DATASET RECORDS:
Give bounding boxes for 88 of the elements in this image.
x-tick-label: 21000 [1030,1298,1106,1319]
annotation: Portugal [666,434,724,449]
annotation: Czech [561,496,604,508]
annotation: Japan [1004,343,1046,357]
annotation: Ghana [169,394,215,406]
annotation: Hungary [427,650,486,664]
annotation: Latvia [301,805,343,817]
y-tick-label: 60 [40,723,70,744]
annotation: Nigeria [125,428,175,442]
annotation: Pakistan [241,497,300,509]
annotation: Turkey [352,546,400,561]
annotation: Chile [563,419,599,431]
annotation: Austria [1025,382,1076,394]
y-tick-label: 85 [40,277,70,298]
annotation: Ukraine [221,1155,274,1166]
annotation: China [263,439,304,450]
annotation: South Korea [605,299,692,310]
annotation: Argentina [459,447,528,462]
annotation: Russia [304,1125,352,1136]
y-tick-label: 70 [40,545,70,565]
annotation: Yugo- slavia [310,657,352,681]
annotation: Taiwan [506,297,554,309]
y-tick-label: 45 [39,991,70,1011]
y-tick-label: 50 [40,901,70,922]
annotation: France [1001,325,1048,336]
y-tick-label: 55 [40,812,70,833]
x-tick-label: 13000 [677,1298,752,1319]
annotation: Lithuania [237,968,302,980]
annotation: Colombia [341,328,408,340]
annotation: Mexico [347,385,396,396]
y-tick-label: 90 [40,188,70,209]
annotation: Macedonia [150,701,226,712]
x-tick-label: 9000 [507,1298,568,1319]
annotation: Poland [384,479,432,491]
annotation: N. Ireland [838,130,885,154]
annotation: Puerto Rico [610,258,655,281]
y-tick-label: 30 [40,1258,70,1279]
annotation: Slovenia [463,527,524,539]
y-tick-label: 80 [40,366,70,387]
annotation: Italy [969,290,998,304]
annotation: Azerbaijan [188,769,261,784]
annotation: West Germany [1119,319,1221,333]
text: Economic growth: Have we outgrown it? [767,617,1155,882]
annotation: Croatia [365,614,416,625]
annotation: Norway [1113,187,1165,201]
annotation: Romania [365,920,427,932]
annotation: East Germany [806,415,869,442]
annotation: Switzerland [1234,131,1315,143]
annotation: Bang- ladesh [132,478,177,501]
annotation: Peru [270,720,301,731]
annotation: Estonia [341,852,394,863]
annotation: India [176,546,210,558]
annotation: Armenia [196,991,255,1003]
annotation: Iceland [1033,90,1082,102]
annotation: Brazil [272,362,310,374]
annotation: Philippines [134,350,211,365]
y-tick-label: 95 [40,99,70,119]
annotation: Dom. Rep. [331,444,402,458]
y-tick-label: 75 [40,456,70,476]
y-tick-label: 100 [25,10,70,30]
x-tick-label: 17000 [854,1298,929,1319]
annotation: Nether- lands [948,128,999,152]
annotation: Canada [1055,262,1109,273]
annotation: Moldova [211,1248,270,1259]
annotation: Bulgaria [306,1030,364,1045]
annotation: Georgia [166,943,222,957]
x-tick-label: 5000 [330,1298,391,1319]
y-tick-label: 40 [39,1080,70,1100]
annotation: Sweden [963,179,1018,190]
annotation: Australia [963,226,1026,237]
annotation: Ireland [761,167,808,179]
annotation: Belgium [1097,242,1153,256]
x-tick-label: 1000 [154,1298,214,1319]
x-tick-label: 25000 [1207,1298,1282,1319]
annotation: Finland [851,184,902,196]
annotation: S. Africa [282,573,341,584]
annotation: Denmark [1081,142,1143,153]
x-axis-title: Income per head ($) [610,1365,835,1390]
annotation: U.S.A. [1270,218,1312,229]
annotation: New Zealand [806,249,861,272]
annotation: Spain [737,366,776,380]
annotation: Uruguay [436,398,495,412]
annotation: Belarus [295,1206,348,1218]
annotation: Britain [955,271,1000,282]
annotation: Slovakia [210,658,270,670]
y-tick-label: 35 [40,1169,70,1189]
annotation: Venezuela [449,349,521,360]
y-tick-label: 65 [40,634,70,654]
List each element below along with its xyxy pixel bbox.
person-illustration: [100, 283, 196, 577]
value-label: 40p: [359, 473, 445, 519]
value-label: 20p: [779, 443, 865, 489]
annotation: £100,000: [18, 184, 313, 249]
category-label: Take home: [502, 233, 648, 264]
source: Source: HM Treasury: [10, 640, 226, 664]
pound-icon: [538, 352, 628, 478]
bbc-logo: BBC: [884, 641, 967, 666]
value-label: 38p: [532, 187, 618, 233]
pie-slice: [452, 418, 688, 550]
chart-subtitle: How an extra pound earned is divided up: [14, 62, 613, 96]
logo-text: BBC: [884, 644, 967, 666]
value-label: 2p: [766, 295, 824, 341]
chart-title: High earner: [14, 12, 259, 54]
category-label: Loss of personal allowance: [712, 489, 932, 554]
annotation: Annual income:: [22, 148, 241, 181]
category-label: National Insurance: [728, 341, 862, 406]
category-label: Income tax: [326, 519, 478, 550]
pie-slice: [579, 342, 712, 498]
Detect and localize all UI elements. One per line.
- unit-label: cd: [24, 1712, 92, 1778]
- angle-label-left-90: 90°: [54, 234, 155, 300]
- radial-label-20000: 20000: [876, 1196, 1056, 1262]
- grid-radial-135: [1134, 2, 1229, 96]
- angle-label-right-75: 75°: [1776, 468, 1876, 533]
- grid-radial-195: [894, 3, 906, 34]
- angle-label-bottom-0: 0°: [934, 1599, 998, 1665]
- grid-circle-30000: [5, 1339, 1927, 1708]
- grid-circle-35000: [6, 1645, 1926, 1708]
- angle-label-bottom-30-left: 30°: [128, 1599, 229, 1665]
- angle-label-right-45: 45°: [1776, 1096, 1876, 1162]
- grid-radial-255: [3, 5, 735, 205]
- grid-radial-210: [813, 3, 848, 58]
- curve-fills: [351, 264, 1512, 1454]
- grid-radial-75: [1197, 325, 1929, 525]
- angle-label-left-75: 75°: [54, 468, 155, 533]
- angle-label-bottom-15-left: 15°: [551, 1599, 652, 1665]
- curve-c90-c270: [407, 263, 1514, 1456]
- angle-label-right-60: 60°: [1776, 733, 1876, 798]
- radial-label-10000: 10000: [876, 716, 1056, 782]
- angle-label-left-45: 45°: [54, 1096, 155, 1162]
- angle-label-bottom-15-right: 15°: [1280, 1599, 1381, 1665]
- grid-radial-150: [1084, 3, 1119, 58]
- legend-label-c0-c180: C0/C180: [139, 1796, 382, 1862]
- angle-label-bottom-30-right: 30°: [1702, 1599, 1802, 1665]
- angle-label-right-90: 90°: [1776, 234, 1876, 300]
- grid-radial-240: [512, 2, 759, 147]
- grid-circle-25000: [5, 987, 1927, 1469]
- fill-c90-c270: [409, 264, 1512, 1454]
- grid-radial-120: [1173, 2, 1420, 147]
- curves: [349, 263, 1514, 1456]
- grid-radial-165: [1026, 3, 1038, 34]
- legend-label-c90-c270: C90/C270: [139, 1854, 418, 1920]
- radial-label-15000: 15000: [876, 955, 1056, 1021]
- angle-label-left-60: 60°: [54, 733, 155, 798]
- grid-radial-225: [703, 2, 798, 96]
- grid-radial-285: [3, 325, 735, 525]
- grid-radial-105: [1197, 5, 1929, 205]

TASK DESCRIPTION:
Duplicate all of the entries above character for character, keeping every line in its original order.

FULL SOLUTION:
Give bounding boxes for 88 of the elements in this image.
x-tick-label: 21000 [1030,1298,1106,1319]
annotation: Portugal [666,434,724,449]
annotation: Czech [561,496,604,508]
annotation: Japan [1004,343,1046,357]
annotation: Ghana [169,394,215,406]
annotation: Hungary [427,650,486,664]
annotation: Latvia [301,805,343,817]
y-tick-label: 60 [40,723,70,744]
annotation: Nigeria [125,428,175,442]
annotation: Pakistan [241,497,300,509]
annotation: Turkey [352,546,400,561]
annotation: Chile [563,419,599,431]
annotation: Austria [1025,382,1076,394]
y-tick-label: 85 [40,277,70,298]
annotation: Ukraine [221,1155,274,1166]
annotation: China [263,439,304,450]
annotation: South Korea [605,299,692,310]
annotation: Argentina [459,447,528,462]
annotation: Russia [304,1125,352,1136]
y-tick-label: 70 [40,545,70,565]
annotation: Yugo- slavia [310,657,352,681]
annotation: Taiwan [506,297,554,309]
y-tick-label: 45 [39,991,70,1011]
y-tick-label: 50 [40,901,70,922]
annotation: France [1001,325,1048,336]
y-tick-label: 55 [40,812,70,833]
x-tick-label: 13000 [677,1298,752,1319]
annotation: Lithuania [237,968,302,980]
annotation: Colombia [341,328,408,340]
annotation: Mexico [347,385,396,396]
y-tick-label: 90 [40,188,70,209]
annotation: Macedonia [150,701,226,712]
x-tick-label: 9000 [507,1298,568,1319]
annotation: Poland [384,479,432,491]
annotation: N. Ireland [838,130,885,154]
annotation: Puerto Rico [610,258,655,281]
y-tick-label: 30 [40,1258,70,1279]
annotation: Slovenia [463,527,524,539]
y-tick-label: 80 [40,366,70,387]
annotation: Italy [969,290,998,304]
annotation: Azerbaijan [188,769,261,784]
annotation: West Germany [1119,319,1221,333]
text: Economic growth: Have we outgrown it? [767,617,1155,882]
annotation: Croatia [365,614,416,625]
annotation: Norway [1113,187,1165,201]
annotation: Romania [365,920,427,932]
annotation: East Germany [806,415,869,442]
annotation: Switzerland [1234,131,1315,143]
annotation: Bang- ladesh [132,478,177,501]
annotation: Peru [270,720,301,731]
annotation: Estonia [341,852,394,863]
annotation: India [176,546,210,558]
annotation: Armenia [196,991,255,1003]
annotation: Iceland [1033,90,1082,102]
annotation: Brazil [272,362,310,374]
annotation: Philippines [134,350,211,365]
y-tick-label: 95 [40,99,70,119]
annotation: Dom. Rep. [331,444,402,458]
y-tick-label: 75 [40,456,70,476]
y-tick-label: 100 [25,10,70,30]
x-tick-label: 17000 [854,1298,929,1319]
annotation: Nether- lands [948,128,999,152]
annotation: Canada [1055,262,1109,273]
annotation: Moldova [211,1248,270,1259]
annotation: Bulgaria [306,1030,364,1045]
annotation: Georgia [166,943,222,957]
x-tick-label: 5000 [330,1298,391,1319]
y-tick-label: 40 [39,1080,70,1100]
annotation: Sweden [963,179,1018,190]
annotation: Australia [963,226,1026,237]
annotation: Ireland [761,167,808,179]
annotation: Belgium [1097,242,1153,256]
x-tick-label: 1000 [154,1298,214,1319]
x-tick-label: 25000 [1207,1298,1282,1319]
annotation: Finland [851,184,902,196]
annotation: S. Africa [282,573,341,584]
annotation: Denmark [1081,142,1143,153]
x-axis-title: Income per head ($) [610,1365,835,1390]
annotation: U.S.A. [1270,218,1312,229]
annotation: New Zealand [806,249,861,272]
annotation: Spain [737,366,776,380]
annotation: Uruguay [436,398,495,412]
annotation: Belarus [295,1206,348,1218]
annotation: Britain [955,271,1000,282]
annotation: Slovakia [210,658,270,670]
y-tick-label: 35 [40,1169,70,1189]
annotation: Venezuela [449,349,521,360]
y-tick-label: 65 [40,634,70,654]
List each element below along with its xyxy pixel bbox.
person-illustration: [100, 283, 196, 577]
value-label: 40p: [359, 473, 445, 519]
value-label: 20p: [779, 443, 865, 489]
annotation: £100,000: [18, 184, 313, 249]
category-label: Take home: [502, 233, 648, 264]
source: Source: HM Treasury: [10, 640, 226, 664]
pound-icon: [538, 352, 628, 478]
bbc-logo: BBC: [884, 641, 967, 666]
value-label: 38p: [532, 187, 618, 233]
pie-slice: [452, 418, 688, 550]
chart-subtitle: How an extra pound earned is divided up: [14, 62, 613, 96]
logo-text: BBC: [884, 644, 967, 666]
value-label: 2p: [766, 295, 824, 341]
chart-title: High earner: [14, 12, 259, 54]
category-label: Loss of personal allowance: [712, 489, 932, 554]
annotation: Annual income:: [22, 148, 241, 181]
category-label: National Insurance: [728, 341, 862, 406]
category-label: Income tax: [326, 519, 478, 550]
pie-slice: [579, 342, 712, 498]
Detect and localize all UI elements. One per line.
- unit-label: cd: [24, 1712, 92, 1778]
- angle-label-left-90: 90°: [54, 234, 155, 300]
- radial-label-20000: 20000: [876, 1196, 1056, 1262]
- grid-radial-135: [1134, 2, 1229, 96]
- angle-label-right-75: 75°: [1776, 468, 1876, 533]
- grid-radial-195: [894, 3, 906, 34]
- angle-label-bottom-0: 0°: [934, 1599, 998, 1665]
- grid-circle-30000: [5, 1339, 1927, 1708]
- grid-circle-35000: [6, 1645, 1926, 1708]
- angle-label-bottom-30-left: 30°: [128, 1599, 229, 1665]
- angle-label-right-45: 45°: [1776, 1096, 1876, 1162]
- grid-radial-255: [3, 5, 735, 205]
- grid-radial-210: [813, 3, 848, 58]
- curve-fills: [351, 264, 1512, 1454]
- grid-radial-75: [1197, 325, 1929, 525]
- angle-label-left-75: 75°: [54, 468, 155, 533]
- angle-label-bottom-15-left: 15°: [551, 1599, 652, 1665]
- curve-c90-c270: [407, 263, 1514, 1456]
- angle-label-right-60: 60°: [1776, 733, 1876, 798]
- radial-label-10000: 10000: [876, 716, 1056, 782]
- angle-label-left-45: 45°: [54, 1096, 155, 1162]
- angle-label-bottom-15-right: 15°: [1280, 1599, 1381, 1665]
- grid-radial-150: [1084, 3, 1119, 58]
- legend-label-c0-c180: C0/C180: [139, 1796, 382, 1862]
- angle-label-bottom-30-right: 30°: [1702, 1599, 1802, 1665]
- angle-label-right-90: 90°: [1776, 234, 1876, 300]
- grid-radial-240: [512, 2, 759, 147]
- grid-circle-25000: [5, 987, 1927, 1469]
- fill-c90-c270: [409, 264, 1512, 1454]
- grid-radial-120: [1173, 2, 1420, 147]
- curves: [349, 263, 1514, 1456]
- grid-radial-165: [1026, 3, 1038, 34]
- legend-label-c90-c270: C90/C270: [139, 1854, 418, 1920]
- radial-label-15000: 15000: [876, 955, 1056, 1021]
- angle-label-left-60: 60°: [54, 733, 155, 798]
- grid-radial-225: [703, 2, 798, 96]
- grid-radial-285: [3, 325, 735, 525]
- grid-radial-105: [1197, 5, 1929, 205]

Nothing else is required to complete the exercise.